What is needed:
Copy each line in which the string "Quirón" occurs.

Collected data:
|---|
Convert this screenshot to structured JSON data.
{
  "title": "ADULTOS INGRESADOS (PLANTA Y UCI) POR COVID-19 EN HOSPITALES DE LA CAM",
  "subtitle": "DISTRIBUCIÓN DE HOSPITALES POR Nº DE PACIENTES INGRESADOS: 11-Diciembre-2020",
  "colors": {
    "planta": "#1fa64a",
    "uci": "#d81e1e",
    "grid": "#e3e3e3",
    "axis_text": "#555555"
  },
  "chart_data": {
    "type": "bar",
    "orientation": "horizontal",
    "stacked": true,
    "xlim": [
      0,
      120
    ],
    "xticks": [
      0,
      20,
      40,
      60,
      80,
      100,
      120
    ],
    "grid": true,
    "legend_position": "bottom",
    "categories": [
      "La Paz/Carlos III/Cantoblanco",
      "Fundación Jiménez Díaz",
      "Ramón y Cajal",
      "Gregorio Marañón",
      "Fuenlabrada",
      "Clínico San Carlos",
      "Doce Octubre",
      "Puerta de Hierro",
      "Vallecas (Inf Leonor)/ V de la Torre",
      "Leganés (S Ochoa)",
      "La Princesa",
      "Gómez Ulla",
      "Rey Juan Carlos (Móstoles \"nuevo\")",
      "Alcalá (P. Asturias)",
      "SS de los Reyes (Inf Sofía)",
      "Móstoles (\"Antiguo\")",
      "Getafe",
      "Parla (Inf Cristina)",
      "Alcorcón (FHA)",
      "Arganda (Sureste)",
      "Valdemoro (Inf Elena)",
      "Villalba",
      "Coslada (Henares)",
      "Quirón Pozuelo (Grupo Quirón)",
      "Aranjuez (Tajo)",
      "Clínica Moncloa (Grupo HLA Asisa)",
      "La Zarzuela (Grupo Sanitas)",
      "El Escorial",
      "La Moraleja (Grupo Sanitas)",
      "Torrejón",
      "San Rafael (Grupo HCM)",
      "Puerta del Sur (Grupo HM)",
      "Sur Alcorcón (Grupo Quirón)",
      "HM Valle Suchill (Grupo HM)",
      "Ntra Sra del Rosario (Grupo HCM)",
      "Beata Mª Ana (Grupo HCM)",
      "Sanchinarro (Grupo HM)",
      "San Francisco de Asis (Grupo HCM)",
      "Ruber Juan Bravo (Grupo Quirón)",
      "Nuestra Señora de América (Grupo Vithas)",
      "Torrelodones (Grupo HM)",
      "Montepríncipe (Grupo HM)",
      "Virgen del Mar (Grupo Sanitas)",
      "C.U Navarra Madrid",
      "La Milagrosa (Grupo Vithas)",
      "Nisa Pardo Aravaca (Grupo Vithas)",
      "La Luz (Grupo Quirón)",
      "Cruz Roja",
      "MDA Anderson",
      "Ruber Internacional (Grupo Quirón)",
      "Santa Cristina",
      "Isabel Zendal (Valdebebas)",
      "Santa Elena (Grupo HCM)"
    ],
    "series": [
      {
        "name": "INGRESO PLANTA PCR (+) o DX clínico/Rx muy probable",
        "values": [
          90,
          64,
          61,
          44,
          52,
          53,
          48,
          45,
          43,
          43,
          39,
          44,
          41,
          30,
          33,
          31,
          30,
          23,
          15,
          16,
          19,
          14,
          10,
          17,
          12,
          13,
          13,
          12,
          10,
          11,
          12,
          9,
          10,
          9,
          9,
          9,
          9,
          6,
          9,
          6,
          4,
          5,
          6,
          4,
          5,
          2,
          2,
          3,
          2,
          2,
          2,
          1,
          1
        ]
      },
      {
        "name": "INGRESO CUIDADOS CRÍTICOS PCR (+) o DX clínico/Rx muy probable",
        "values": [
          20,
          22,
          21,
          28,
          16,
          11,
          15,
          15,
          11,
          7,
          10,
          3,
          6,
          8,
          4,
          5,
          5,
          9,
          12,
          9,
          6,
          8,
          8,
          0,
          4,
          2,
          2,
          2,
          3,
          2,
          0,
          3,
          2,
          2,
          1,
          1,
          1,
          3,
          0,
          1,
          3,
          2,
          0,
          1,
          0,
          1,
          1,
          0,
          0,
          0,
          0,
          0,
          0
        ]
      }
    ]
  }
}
|---|
Final answer:
      "Quirón Pozuelo (Grupo Quirón)",
      "Sur Alcorcón (Grupo Quirón)",
      "Ruber Juan Bravo (Grupo Quirón)",
      "La Luz (Grupo Quirón)",
      "Ruber Internacional (Grupo Quirón)",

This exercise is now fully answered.